DATA FOR THIS TASK:

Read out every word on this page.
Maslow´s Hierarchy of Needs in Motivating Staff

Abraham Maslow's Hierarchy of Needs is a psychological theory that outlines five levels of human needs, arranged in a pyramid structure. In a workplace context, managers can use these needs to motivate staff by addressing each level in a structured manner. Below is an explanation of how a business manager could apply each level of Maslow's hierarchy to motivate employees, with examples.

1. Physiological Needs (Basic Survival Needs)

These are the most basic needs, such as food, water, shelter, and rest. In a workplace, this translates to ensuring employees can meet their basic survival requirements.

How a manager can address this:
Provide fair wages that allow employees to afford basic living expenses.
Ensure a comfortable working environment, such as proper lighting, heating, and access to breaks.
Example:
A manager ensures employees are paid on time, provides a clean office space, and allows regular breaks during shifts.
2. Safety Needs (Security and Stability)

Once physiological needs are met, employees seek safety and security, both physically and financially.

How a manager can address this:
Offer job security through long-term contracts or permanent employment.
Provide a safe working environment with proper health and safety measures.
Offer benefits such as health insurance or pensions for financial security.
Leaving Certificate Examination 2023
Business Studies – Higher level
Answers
* * *
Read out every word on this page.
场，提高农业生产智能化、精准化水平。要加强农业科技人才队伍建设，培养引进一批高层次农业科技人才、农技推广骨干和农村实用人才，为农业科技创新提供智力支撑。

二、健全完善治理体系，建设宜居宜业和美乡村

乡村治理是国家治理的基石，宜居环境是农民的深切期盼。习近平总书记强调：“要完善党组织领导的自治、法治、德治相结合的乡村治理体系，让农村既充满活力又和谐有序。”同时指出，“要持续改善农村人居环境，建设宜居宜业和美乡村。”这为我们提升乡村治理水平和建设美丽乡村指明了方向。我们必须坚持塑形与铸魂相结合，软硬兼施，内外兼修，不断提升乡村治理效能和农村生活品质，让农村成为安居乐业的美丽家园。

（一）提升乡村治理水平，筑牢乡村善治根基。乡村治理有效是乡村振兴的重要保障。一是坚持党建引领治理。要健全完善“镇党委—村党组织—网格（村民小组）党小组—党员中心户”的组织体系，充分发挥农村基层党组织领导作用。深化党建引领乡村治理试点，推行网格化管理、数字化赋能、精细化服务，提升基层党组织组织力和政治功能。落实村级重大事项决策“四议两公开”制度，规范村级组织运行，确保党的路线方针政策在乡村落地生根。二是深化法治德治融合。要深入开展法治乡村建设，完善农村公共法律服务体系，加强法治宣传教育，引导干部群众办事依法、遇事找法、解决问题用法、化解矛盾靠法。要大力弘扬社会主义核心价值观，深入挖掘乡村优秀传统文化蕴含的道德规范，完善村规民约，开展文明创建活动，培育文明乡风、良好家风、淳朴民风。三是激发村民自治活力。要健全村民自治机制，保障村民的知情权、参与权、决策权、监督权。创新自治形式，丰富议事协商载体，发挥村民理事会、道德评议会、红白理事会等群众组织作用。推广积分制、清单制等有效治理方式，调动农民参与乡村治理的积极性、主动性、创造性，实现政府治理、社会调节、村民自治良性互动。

TASK REQUIREMENTS: Select every line in the records above that contains the word "health".

ANSWER TO THE PROBLEM:
Provide a safe working environment with proper health and safety measures.
Offer benefits such as health insurance or pensions for financial security.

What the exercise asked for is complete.